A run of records
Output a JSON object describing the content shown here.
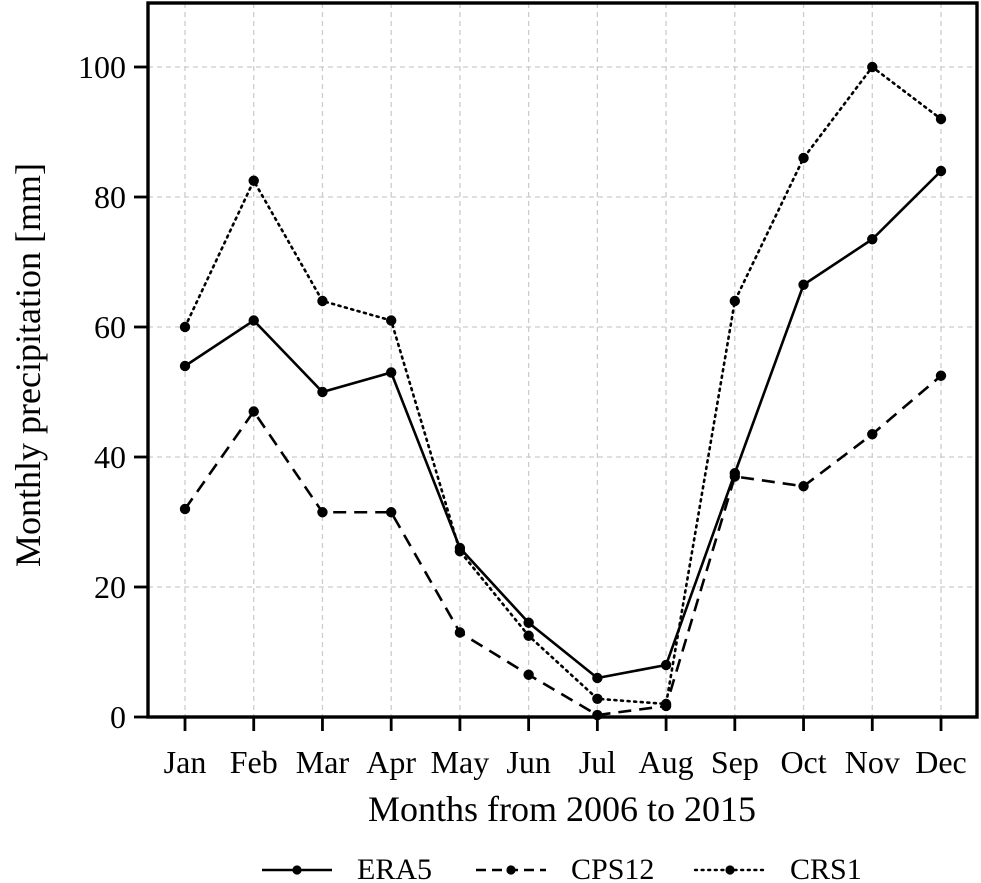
{
  "chart_data": {
    "type": "line",
    "title": "",
    "xlabel": "Months from 2006 to 2015",
    "ylabel": "Monthly precipitation [mm]",
    "categories": [
      "Jan",
      "Feb",
      "Mar",
      "Apr",
      "May",
      "Jun",
      "Jul",
      "Aug",
      "Sep",
      "Oct",
      "Nov",
      "Dec"
    ],
    "series": [
      {
        "name": "ERA5",
        "style": "solid",
        "color": "#000000",
        "marker": "circle",
        "values": [
          54,
          61,
          50,
          53,
          26,
          14.5,
          6,
          8,
          37.5,
          66.5,
          73.5,
          84
        ]
      },
      {
        "name": "CPS12",
        "style": "dashed",
        "color": "#000000",
        "marker": "circle",
        "values": [
          32,
          47,
          31.5,
          31.5,
          13,
          6.5,
          0.3,
          1.7,
          37,
          35.5,
          43.5,
          52.5
        ]
      },
      {
        "name": "CRS1",
        "style": "dotted",
        "color": "#000000",
        "marker": "circle",
        "values": [
          60,
          82.5,
          64,
          61,
          25.5,
          12.5,
          2.8,
          2,
          64,
          86,
          100,
          92
        ]
      }
    ],
    "ylim": [
      0,
      110
    ],
    "yticks": [
      0,
      20,
      40,
      60,
      80,
      100
    ],
    "grid": true,
    "grid_color": "#cccccc",
    "axis_color": "#000000",
    "legend_position": "bottom-center"
  }
}
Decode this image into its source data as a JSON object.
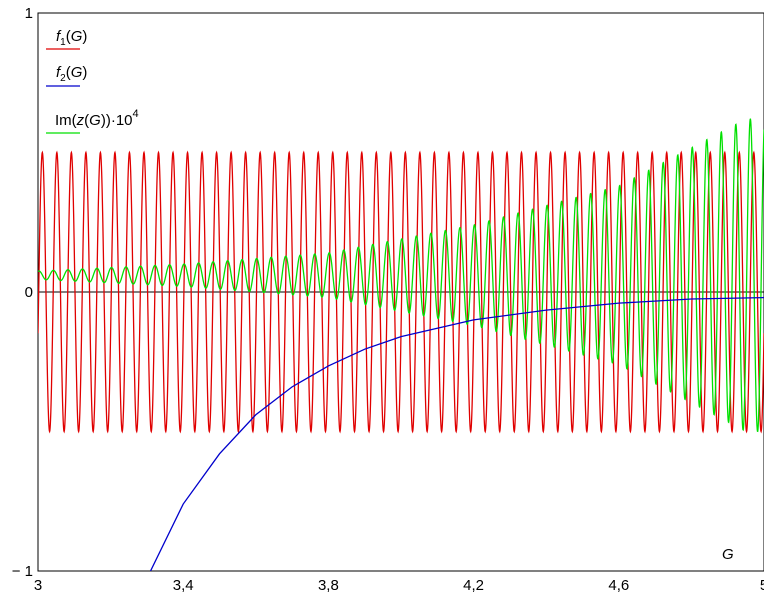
{
  "chart_data": {
    "type": "line",
    "title": "",
    "xlabel": "G",
    "ylabel": "",
    "xlim": [
      3,
      5
    ],
    "ylim": [
      -1,
      1
    ],
    "grid": false,
    "legend_position": "top-left",
    "x_ticks": [
      {
        "value": 3.0,
        "label": "3"
      },
      {
        "value": 3.4,
        "label": "3,4"
      },
      {
        "value": 3.8,
        "label": "3,8"
      },
      {
        "value": 4.2,
        "label": "4,2"
      },
      {
        "value": 4.6,
        "label": "4,6"
      },
      {
        "value": 5.0,
        "label": "5"
      }
    ],
    "y_ticks": [
      {
        "value": 1,
        "label": "1"
      },
      {
        "value": 0,
        "label": "0"
      },
      {
        "value": -1,
        "label": "− 1"
      }
    ],
    "zero_line": true,
    "series": [
      {
        "name": "f1(G)",
        "legend": {
          "base": "f",
          "sub": "1",
          "args": "(G)"
        },
        "color": "#e00000",
        "model": "oscillation",
        "amplitude": 0.5,
        "oscillations_visible": 50,
        "description_points": {
          "x": [
            3.0,
            3.5,
            4.0,
            4.5,
            5.0
          ],
          "y_envelope": [
            0.5,
            0.5,
            0.5,
            0.5,
            0.5
          ]
        }
      },
      {
        "name": "f2(G)",
        "legend": {
          "base": "f",
          "sub": "2",
          "args": "(G)"
        },
        "color": "#0000cc",
        "x": [
          3.31,
          3.4,
          3.5,
          3.6,
          3.7,
          3.8,
          3.9,
          4.0,
          4.2,
          4.4,
          4.6,
          4.8,
          5.0
        ],
        "y": [
          -1.0,
          -0.76,
          -0.58,
          -0.44,
          -0.34,
          -0.265,
          -0.205,
          -0.16,
          -0.1,
          -0.065,
          -0.04,
          -0.025,
          -0.02
        ]
      },
      {
        "name": "Im(z(G))·10^4",
        "legend": {
          "prefix": "Im(",
          "italic": "z",
          "mid": "(",
          "italic2": "G",
          "suffix": "))·10",
          "sup": "4"
        },
        "color": "#00e000",
        "model": "growing-oscillation",
        "baseline": 0.06,
        "envelope_x": [
          3.0,
          3.4,
          3.8,
          4.2,
          4.6,
          4.95
        ],
        "envelope_amp": [
          0.015,
          0.04,
          0.08,
          0.18,
          0.32,
          0.56
        ]
      }
    ]
  }
}
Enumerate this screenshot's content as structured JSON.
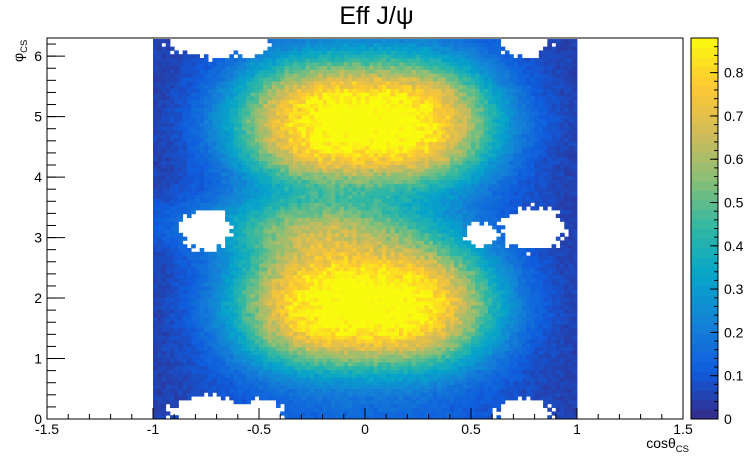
{
  "chart_data": {
    "type": "heatmap",
    "title": "Eff J/ψ",
    "xlabel": {
      "main": "cosθ",
      "sub": "CS"
    },
    "ylabel": {
      "main": "φ",
      "sub": "CS"
    },
    "xlim": [
      -1.5,
      1.5
    ],
    "ylim": [
      0,
      6.3
    ],
    "data_xrange": [
      -1,
      1
    ],
    "data_yrange": [
      0,
      6.283
    ],
    "bins": {
      "x": 100,
      "y": 100
    },
    "x_ticks": [
      "-1.5",
      "-1",
      "-0.5",
      "0",
      "0.5",
      "1",
      "1.5"
    ],
    "y_ticks": [
      "0",
      "1",
      "2",
      "3",
      "4",
      "5",
      "6"
    ],
    "z_range": [
      0,
      0.88
    ],
    "colorbar_ticks": [
      "0",
      "0.1",
      "0.2",
      "0.3",
      "0.4",
      "0.5",
      "0.6",
      "0.7",
      "0.8"
    ],
    "colormap": "parula",
    "colormap_stops": [
      "#352a87",
      "#0f5cdd",
      "#1481d6",
      "#06a4ca",
      "#2eb7a4",
      "#87bf77",
      "#d1bb59",
      "#fec832",
      "#f9fb0e"
    ],
    "empty_bin_color": "#ffffff",
    "features": [
      {
        "desc": "upper efficiency lobe",
        "cos": 0.0,
        "phi": 4.9,
        "value": 0.8
      },
      {
        "desc": "lower efficiency lobe",
        "cos": 0.0,
        "phi": 1.9,
        "value": 0.82
      },
      {
        "desc": "empty region",
        "cos": -0.75,
        "phi": 3.14
      },
      {
        "desc": "empty region",
        "cos": 0.75,
        "phi": 3.14
      },
      {
        "desc": "empty region",
        "cos": -0.75,
        "phi": 6.2
      },
      {
        "desc": "empty region",
        "cos": 0.75,
        "phi": 6.2
      },
      {
        "desc": "empty region",
        "cos": -0.75,
        "phi": 0.1
      },
      {
        "desc": "empty region",
        "cos": 0.75,
        "phi": 0.1
      }
    ]
  }
}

**REQUIRED WORK**
Print all of the entries word for word. Omit the pictures they contain.

**REPLY TO THE EXERCISE**
Output a JSON object describing the content shown here.
{
  "chart_data": {
    "type": "line",
    "title": "",
    "xlabel": "Months from 2006 to 2015",
    "ylabel": "Monthly precipitation [mm]",
    "categories": [
      "Jan",
      "Feb",
      "Mar",
      "Apr",
      "May",
      "Jun",
      "Jul",
      "Aug",
      "Sep",
      "Oct",
      "Nov",
      "Dec"
    ],
    "series": [
      {
        "name": "ERA5",
        "style": "solid",
        "color": "#000000",
        "marker": "circle",
        "values": [
          54,
          61,
          50,
          53,
          26,
          14.5,
          6,
          8,
          37.5,
          66.5,
          73.5,
          84
        ]
      },
      {
        "name": "CPS12",
        "style": "dashed",
        "color": "#000000",
        "marker": "circle",
        "values": [
          32,
          47,
          31.5,
          31.5,
          13,
          6.5,
          0.3,
          1.7,
          37,
          35.5,
          43.5,
          52.5
        ]
      },
      {
        "name": "CRS1",
        "style": "dotted",
        "color": "#000000",
        "marker": "circle",
        "values": [
          60,
          82.5,
          64,
          61,
          25.5,
          12.5,
          2.8,
          2,
          64,
          86,
          100,
          92
        ]
      }
    ],
    "ylim": [
      0,
      110
    ],
    "yticks": [
      0,
      20,
      40,
      60,
      80,
      100
    ],
    "grid": true,
    "grid_color": "#cccccc",
    "axis_color": "#000000",
    "legend_position": "bottom-center"
  }
}
Decode this image into its source data as a JSON object.
{
  "chart_data": {
    "type": "line",
    "title": "",
    "xlabel": "G",
    "ylabel": "",
    "xlim": [
      3,
      5
    ],
    "ylim": [
      -1,
      1
    ],
    "grid": false,
    "legend_position": "top-left",
    "x_ticks": [
      {
        "value": 3.0,
        "label": "3"
      },
      {
        "value": 3.4,
        "label": "3,4"
      },
      {
        "value": 3.8,
        "label": "3,8"
      },
      {
        "value": 4.2,
        "label": "4,2"
      },
      {
        "value": 4.6,
        "label": "4,6"
      },
      {
        "value": 5.0,
        "label": "5"
      }
    ],
    "y_ticks": [
      {
        "value": 1,
        "label": "1"
      },
      {
        "value": 0,
        "label": "0"
      },
      {
        "value": -1,
        "label": "− 1"
      }
    ],
    "zero_line": true,
    "series": [
      {
        "name": "f1(G)",
        "legend": {
          "base": "f",
          "sub": "1",
          "args": "(G)"
        },
        "color": "#e00000",
        "model": "oscillation",
        "amplitude": 0.5,
        "oscillations_visible": 50,
        "description_points": {
          "x": [
            3.0,
            3.5,
            4.0,
            4.5,
            5.0
          ],
          "y_envelope": [
            0.5,
            0.5,
            0.5,
            0.5,
            0.5
          ]
        }
      },
      {
        "name": "f2(G)",
        "legend": {
          "base": "f",
          "sub": "2",
          "args": "(G)"
        },
        "color": "#0000cc",
        "x": [
          3.31,
          3.4,
          3.5,
          3.6,
          3.7,
          3.8,
          3.9,
          4.0,
          4.2,
          4.4,
          4.6,
          4.8,
          5.0
        ],
        "y": [
          -1.0,
          -0.76,
          -0.58,
          -0.44,
          -0.34,
          -0.265,
          -0.205,
          -0.16,
          -0.1,
          -0.065,
          -0.04,
          -0.025,
          -0.02
        ]
      },
      {
        "name": "Im(z(G))·10^4",
        "legend": {
          "prefix": "Im(",
          "italic": "z",
          "mid": "(",
          "italic2": "G",
          "suffix": "))·10",
          "sup": "4"
        },
        "color": "#00e000",
        "model": "growing-oscillation",
        "baseline": 0.06,
        "envelope_x": [
          3.0,
          3.4,
          3.8,
          4.2,
          4.6,
          4.95
        ],
        "envelope_amp": [
          0.015,
          0.04,
          0.08,
          0.18,
          0.32,
          0.56
        ]
      }
    ]
  }
}
Enumerate this screenshot's content as structured JSON.
{
  "chart_data": {
    "type": "heatmap",
    "title": "Eff J/ψ",
    "xlabel": {
      "main": "cosθ",
      "sub": "CS"
    },
    "ylabel": {
      "main": "φ",
      "sub": "CS"
    },
    "xlim": [
      -1.5,
      1.5
    ],
    "ylim": [
      0,
      6.3
    ],
    "data_xrange": [
      -1,
      1
    ],
    "data_yrange": [
      0,
      6.283
    ],
    "bins": {
      "x": 100,
      "y": 100
    },
    "x_ticks": [
      "-1.5",
      "-1",
      "-0.5",
      "0",
      "0.5",
      "1",
      "1.5"
    ],
    "y_ticks": [
      "0",
      "1",
      "2",
      "3",
      "4",
      "5",
      "6"
    ],
    "z_range": [
      0,
      0.88
    ],
    "colorbar_ticks": [
      "0",
      "0.1",
      "0.2",
      "0.3",
      "0.4",
      "0.5",
      "0.6",
      "0.7",
      "0.8"
    ],
    "colormap": "parula",
    "colormap_stops": [
      "#352a87",
      "#0f5cdd",
      "#1481d6",
      "#06a4ca",
      "#2eb7a4",
      "#87bf77",
      "#d1bb59",
      "#fec832",
      "#f9fb0e"
    ],
    "empty_bin_color": "#ffffff",
    "features": [
      {
        "desc": "upper efficiency lobe",
        "cos": 0.0,
        "phi": 4.9,
        "value": 0.8
      },
      {
        "desc": "lower efficiency lobe",
        "cos": 0.0,
        "phi": 1.9,
        "value": 0.82
      },
      {
        "desc": "empty region",
        "cos": -0.75,
        "phi": 3.14
      },
      {
        "desc": "empty region",
        "cos": 0.75,
        "phi": 3.14
      },
      {
        "desc": "empty region",
        "cos": -0.75,
        "phi": 6.2
      },
      {
        "desc": "empty region",
        "cos": 0.75,
        "phi": 6.2
      },
      {
        "desc": "empty region",
        "cos": -0.75,
        "phi": 0.1
      },
      {
        "desc": "empty region",
        "cos": 0.75,
        "phi": 0.1
      }
    ]
  }
}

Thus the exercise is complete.